[Do this]: Tell how many lines in the data below hold the string "title"; give nothing but the number.

[Records shown]:
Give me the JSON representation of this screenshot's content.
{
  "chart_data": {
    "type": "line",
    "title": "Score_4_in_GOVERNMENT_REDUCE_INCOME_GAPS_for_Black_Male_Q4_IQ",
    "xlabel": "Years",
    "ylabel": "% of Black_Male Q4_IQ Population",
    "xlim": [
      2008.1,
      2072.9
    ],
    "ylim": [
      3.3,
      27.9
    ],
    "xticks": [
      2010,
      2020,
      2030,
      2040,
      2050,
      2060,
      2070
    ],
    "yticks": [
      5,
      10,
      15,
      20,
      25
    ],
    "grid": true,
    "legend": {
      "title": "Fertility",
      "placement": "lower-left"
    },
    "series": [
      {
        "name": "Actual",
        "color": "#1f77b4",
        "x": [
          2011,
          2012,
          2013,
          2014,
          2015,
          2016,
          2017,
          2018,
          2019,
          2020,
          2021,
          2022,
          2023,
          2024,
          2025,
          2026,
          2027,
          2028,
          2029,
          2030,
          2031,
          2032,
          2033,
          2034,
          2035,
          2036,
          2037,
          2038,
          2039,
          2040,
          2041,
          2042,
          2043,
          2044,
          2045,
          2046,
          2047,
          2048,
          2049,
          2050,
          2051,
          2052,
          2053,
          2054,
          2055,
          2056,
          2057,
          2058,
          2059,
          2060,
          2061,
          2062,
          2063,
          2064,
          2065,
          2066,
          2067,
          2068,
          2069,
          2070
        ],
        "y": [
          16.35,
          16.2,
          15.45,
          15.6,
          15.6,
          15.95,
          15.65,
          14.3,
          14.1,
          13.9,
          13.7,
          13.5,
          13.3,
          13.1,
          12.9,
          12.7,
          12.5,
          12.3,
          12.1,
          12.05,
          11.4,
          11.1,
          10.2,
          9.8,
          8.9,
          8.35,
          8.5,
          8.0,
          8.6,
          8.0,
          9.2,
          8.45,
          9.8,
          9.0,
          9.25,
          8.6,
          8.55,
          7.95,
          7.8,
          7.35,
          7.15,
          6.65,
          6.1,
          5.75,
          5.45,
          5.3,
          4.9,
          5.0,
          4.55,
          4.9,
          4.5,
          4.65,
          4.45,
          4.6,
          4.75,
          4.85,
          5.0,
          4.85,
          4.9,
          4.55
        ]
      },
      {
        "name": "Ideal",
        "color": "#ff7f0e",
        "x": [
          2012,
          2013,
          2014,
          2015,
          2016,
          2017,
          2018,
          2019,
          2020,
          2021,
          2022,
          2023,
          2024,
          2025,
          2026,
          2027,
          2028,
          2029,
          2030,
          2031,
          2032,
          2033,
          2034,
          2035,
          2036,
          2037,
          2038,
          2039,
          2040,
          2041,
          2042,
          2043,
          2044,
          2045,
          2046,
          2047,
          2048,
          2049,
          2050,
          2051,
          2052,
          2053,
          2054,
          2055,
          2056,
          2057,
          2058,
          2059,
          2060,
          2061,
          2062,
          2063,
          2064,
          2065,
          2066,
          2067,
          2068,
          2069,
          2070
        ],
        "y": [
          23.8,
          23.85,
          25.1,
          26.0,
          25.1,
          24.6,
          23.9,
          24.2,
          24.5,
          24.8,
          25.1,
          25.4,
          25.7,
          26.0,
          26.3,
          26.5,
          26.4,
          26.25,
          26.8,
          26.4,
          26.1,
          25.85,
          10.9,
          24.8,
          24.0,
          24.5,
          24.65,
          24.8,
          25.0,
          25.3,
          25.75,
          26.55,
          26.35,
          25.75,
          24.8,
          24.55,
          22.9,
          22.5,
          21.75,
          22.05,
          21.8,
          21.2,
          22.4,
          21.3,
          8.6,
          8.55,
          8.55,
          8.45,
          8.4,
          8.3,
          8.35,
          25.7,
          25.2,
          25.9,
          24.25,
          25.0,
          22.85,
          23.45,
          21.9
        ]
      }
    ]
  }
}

[Exercise output]: 2